## MATERIAL TO PROCESS:
>> begin

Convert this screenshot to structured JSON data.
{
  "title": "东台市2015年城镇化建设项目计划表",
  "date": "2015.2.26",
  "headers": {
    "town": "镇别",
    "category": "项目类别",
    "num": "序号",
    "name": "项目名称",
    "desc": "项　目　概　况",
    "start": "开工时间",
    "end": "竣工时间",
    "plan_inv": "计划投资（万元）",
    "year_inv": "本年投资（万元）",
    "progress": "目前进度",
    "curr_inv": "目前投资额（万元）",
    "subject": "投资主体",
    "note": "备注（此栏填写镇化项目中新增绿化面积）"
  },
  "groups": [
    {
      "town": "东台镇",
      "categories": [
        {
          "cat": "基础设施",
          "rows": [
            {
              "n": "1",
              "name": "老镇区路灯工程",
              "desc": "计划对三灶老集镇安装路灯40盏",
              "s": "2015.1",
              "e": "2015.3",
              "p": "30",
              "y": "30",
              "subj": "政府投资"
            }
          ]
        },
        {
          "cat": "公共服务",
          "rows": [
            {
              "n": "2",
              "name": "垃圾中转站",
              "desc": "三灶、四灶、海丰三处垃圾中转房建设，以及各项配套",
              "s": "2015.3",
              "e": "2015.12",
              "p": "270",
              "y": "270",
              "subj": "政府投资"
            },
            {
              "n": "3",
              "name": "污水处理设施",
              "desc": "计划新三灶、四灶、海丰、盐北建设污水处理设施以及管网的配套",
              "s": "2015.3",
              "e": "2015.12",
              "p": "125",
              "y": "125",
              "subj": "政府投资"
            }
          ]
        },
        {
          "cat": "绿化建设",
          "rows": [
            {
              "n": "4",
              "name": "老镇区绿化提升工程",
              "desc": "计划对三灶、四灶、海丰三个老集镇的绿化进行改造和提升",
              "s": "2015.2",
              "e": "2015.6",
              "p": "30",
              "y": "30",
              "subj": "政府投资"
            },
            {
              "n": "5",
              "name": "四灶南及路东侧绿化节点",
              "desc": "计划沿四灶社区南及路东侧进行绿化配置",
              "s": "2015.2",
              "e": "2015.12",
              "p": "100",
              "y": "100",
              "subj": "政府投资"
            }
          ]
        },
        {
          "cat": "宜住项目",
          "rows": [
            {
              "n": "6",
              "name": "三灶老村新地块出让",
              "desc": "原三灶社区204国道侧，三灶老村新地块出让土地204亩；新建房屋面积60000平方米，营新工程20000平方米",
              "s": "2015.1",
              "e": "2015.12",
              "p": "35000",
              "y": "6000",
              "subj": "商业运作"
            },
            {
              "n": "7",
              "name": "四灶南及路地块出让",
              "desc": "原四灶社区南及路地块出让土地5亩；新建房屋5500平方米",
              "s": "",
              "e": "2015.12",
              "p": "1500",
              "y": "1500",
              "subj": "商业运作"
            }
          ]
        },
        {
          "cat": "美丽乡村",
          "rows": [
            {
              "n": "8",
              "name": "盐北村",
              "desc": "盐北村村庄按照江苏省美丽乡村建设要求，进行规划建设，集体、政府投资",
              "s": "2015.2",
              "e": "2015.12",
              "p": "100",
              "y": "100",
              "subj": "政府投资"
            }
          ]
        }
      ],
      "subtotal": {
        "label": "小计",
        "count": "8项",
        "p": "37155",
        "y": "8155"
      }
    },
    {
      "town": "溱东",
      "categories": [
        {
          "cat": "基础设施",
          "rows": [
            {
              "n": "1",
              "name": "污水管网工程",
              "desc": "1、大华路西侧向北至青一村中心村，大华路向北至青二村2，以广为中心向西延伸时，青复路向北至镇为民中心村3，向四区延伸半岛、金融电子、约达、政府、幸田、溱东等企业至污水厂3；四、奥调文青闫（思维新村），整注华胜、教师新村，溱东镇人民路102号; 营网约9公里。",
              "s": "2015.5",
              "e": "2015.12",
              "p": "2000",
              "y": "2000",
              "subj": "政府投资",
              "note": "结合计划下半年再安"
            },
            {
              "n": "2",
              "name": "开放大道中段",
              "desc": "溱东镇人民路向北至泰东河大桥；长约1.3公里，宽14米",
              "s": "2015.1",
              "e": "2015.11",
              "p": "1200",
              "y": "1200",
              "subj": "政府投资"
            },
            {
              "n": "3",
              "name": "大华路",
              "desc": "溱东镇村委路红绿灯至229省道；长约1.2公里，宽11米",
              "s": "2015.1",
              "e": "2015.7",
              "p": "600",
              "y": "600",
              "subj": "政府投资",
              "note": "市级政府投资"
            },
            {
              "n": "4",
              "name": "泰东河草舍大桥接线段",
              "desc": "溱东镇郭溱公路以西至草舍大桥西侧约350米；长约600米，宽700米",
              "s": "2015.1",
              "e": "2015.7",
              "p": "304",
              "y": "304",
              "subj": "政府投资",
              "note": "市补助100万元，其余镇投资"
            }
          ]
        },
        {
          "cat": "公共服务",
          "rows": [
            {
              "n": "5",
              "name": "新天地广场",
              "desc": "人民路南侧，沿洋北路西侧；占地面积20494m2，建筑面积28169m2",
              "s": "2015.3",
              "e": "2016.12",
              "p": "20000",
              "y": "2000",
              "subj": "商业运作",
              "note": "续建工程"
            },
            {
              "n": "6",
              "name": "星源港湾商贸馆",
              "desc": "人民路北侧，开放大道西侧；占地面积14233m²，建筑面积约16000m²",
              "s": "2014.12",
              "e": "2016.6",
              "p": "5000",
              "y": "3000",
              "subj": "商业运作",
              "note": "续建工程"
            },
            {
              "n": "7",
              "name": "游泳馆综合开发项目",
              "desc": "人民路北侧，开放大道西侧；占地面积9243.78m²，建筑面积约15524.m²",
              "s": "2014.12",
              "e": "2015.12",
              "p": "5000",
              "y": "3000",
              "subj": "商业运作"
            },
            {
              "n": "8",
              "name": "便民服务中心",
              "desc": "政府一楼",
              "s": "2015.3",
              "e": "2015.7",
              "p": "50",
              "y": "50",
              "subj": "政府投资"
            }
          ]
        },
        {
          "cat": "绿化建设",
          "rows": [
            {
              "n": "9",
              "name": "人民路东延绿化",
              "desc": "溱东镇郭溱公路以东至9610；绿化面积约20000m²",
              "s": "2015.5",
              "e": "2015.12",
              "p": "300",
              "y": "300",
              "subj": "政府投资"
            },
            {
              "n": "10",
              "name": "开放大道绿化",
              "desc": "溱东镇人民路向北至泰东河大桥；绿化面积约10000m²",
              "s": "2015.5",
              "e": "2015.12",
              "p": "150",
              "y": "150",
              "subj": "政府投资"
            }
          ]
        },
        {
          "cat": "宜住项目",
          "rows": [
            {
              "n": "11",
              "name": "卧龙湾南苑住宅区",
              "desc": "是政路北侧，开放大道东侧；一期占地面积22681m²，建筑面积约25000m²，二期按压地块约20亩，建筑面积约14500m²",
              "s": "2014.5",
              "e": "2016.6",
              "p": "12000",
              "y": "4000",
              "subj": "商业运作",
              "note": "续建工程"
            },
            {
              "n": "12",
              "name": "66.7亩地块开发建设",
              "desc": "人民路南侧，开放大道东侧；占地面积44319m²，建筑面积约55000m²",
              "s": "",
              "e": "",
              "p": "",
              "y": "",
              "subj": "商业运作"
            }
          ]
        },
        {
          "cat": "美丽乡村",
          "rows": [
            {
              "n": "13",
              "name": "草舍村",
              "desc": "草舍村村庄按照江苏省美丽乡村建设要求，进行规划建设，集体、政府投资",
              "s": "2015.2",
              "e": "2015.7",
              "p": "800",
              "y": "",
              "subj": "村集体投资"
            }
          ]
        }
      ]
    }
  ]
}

>> end

## DO THIS:
Return all of the entries exactly as written.

## EXERCISE OUTPUT:
Convert this screenshot to structured JSON data.
{
  "title": "东台市2015年城镇化建设项目计划表",
  "date": "2015.2.26",
  "headers": {
    "town": "镇别",
    "category": "项目类别",
    "num": "序号",
    "name": "项目名称",
    "desc": "项　目　概　况",
    "start": "开工时间",
    "end": "竣工时间",
    "plan_inv": "计划投资（万元）",
    "year_inv": "本年投资（万元）",
    "progress": "目前进度",
    "curr_inv": "目前投资额（万元）",
    "subject": "投资主体",
    "note": "备注（此栏填写镇化项目中新增绿化面积）"
  },
  "groups": [
    {
      "town": "东台镇",
      "categories": [
        {
          "cat": "基础设施",
          "rows": [
            {
              "n": "1",
              "name": "老镇区路灯工程",
              "desc": "计划对三灶老集镇安装路灯40盏",
              "s": "2015.1",
              "e": "2015.3",
              "p": "30",
              "y": "30",
              "subj": "政府投资"
            }
          ]
        },
        {
          "cat": "公共服务",
          "rows": [
            {
              "n": "2",
              "name": "垃圾中转站",
              "desc": "三灶、四灶、海丰三处垃圾中转房建设，以及各项配套",
              "s": "2015.3",
              "e": "2015.12",
              "p": "270",
              "y": "270",
              "subj": "政府投资"
            },
            {
              "n": "3",
              "name": "污水处理设施",
              "desc": "计划新三灶、四灶、海丰、盐北建设污水处理设施以及管网的配套",
              "s": "2015.3",
              "e": "2015.12",
              "p": "125",
              "y": "125",
              "subj": "政府投资"
            }
          ]
        },
        {
          "cat": "绿化建设",
          "rows": [
            {
              "n": "4",
              "name": "老镇区绿化提升工程",
              "desc": "计划对三灶、四灶、海丰三个老集镇的绿化进行改造和提升",
              "s": "2015.2",
              "e": "2015.6",
              "p": "30",
              "y": "30",
              "subj": "政府投资"
            },
            {
              "n": "5",
              "name": "四灶南及路东侧绿化节点",
              "desc": "计划沿四灶社区南及路东侧进行绿化配置",
              "s": "2015.2",
              "e": "2015.12",
              "p": "100",
              "y": "100",
              "subj": "政府投资"
            }
          ]
        },
        {
          "cat": "宜住项目",
          "rows": [
            {
              "n": "6",
              "name": "三灶老村新地块出让",
              "desc": "原三灶社区204国道侧，三灶老村新地块出让土地204亩；新建房屋面积60000平方米，营新工程20000平方米",
              "s": "2015.1",
              "e": "2015.12",
              "p": "35000",
              "y": "6000",
              "subj": "商业运作"
            },
            {
              "n": "7",
              "name": "四灶南及路地块出让",
              "desc": "原四灶社区南及路地块出让土地5亩；新建房屋5500平方米",
              "s": "",
              "e": "2015.12",
              "p": "1500",
              "y": "1500",
              "subj": "商业运作"
            }
          ]
        },
        {
          "cat": "美丽乡村",
          "rows": [
            {
              "n": "8",
              "name": "盐北村",
              "desc": "盐北村村庄按照江苏省美丽乡村建设要求，进行规划建设，集体、政府投资",
              "s": "2015.2",
              "e": "2015.12",
              "p": "100",
              "y": "100",
              "subj": "政府投资"
            }
          ]
        }
      ],
      "subtotal": {
        "label": "小计",
        "count": "8项",
        "p": "37155",
        "y": "8155"
      }
    },
    {
      "town": "溱东",
      "categories": [
        {
          "cat": "基础设施",
          "rows": [
            {
              "n": "1",
              "name": "污水管网工程",
              "desc": "1、大华路西侧向北至青一村中心村，大华路向北至青二村2，以广为中心向西延伸时，青复路向北至镇为民中心村3，向四区延伸半岛、金融电子、约达、政府、幸田、溱东等企业至污水厂3；四、奥调文青闫（思维新村），整注华胜、教师新村，溱东镇人民路102号; 营网约9公里。",
              "s": "2015.5",
              "e": "2015.12",
              "p": "2000",
              "y": "2000",
              "subj": "政府投资",
              "note": "结合计划下半年再安"
            },
            {
              "n": "2",
              "name": "开放大道中段",
              "desc": "溱东镇人民路向北至泰东河大桥；长约1.3公里，宽14米",
              "s": "2015.1",
              "e": "2015.11",
              "p": "1200",
              "y": "1200",
              "subj": "政府投资"
            },
            {
              "n": "3",
              "name": "大华路",
              "desc": "溱东镇村委路红绿灯至229省道；长约1.2公里，宽11米",
              "s": "2015.1",
              "e": "2015.7",
              "p": "600",
              "y": "600",
              "subj": "政府投资",
              "note": "市级政府投资"
            },
            {
              "n": "4",
              "name": "泰东河草舍大桥接线段",
              "desc": "溱东镇郭溱公路以西至草舍大桥西侧约350米；长约600米，宽700米",
              "s": "2015.1",
              "e": "2015.7",
              "p": "304",
              "y": "304",
              "subj": "政府投资",
              "note": "市补助100万元，其余镇投资"
            }
          ]
        },
        {
          "cat": "公共服务",
          "rows": [
            {
              "n": "5",
              "name": "新天地广场",
              "desc": "人民路南侧，沿洋北路西侧；占地面积20494m2，建筑面积28169m2",
              "s": "2015.3",
              "e": "2016.12",
              "p": "20000",
              "y": "2000",
              "subj": "商业运作",
              "note": "续建工程"
            },
            {
              "n": "6",
              "name": "星源港湾商贸馆",
              "desc": "人民路北侧，开放大道西侧；占地面积14233m²，建筑面积约16000m²",
              "s": "2014.12",
              "e": "2016.6",
              "p": "5000",
              "y": "3000",
              "subj": "商业运作",
              "note": "续建工程"
            },
            {
              "n": "7",
              "name": "游泳馆综合开发项目",
              "desc": "人民路北侧，开放大道西侧；占地面积9243.78m²，建筑面积约15524.m²",
              "s": "2014.12",
              "e": "2015.12",
              "p": "5000",
              "y": "3000",
              "subj": "商业运作"
            },
            {
              "n": "8",
              "name": "便民服务中心",
              "desc": "政府一楼",
              "s": "2015.3",
              "e": "2015.7",
              "p": "50",
              "y": "50",
              "subj": "政府投资"
            }
          ]
        },
        {
          "cat": "绿化建设",
          "rows": [
            {
              "n": "9",
              "name": "人民路东延绿化",
              "desc": "溱东镇郭溱公路以东至9610；绿化面积约20000m²",
              "s": "2015.5",
              "e": "2015.12",
              "p": "300",
              "y": "300",
              "subj": "政府投资"
            },
            {
              "n": "10",
              "name": "开放大道绿化",
              "desc": "溱东镇人民路向北至泰东河大桥；绿化面积约10000m²",
              "s": "2015.5",
              "e": "2015.12",
              "p": "150",
              "y": "150",
              "subj": "政府投资"
            }
          ]
        },
        {
          "cat": "宜住项目",
          "rows": [
            {
              "n": "11",
              "name": "卧龙湾南苑住宅区",
              "desc": "是政路北侧，开放大道东侧；一期占地面积22681m²，建筑面积约25000m²，二期按压地块约20亩，建筑面积约14500m²",
              "s": "2014.5",
              "e": "2016.6",
              "p": "12000",
              "y": "4000",
              "subj": "商业运作",
              "note": "续建工程"
            },
            {
              "n": "12",
              "name": "66.7亩地块开发建设",
              "desc": "人民路南侧，开放大道东侧；占地面积44319m²，建筑面积约55000m²",
              "s": "",
              "e": "",
              "p": "",
              "y": "",
              "subj": "商业运作"
            }
          ]
        },
        {
          "cat": "美丽乡村",
          "rows": [
            {
              "n": "13",
              "name": "草舍村",
              "desc": "草舍村村庄按照江苏省美丽乡村建设要求，进行规划建设，集体、政府投资",
              "s": "2015.2",
              "e": "2015.7",
              "p": "800",
              "y": "",
              "subj": "村集体投资"
            }
          ]
        }
      ]
    }
  ]
}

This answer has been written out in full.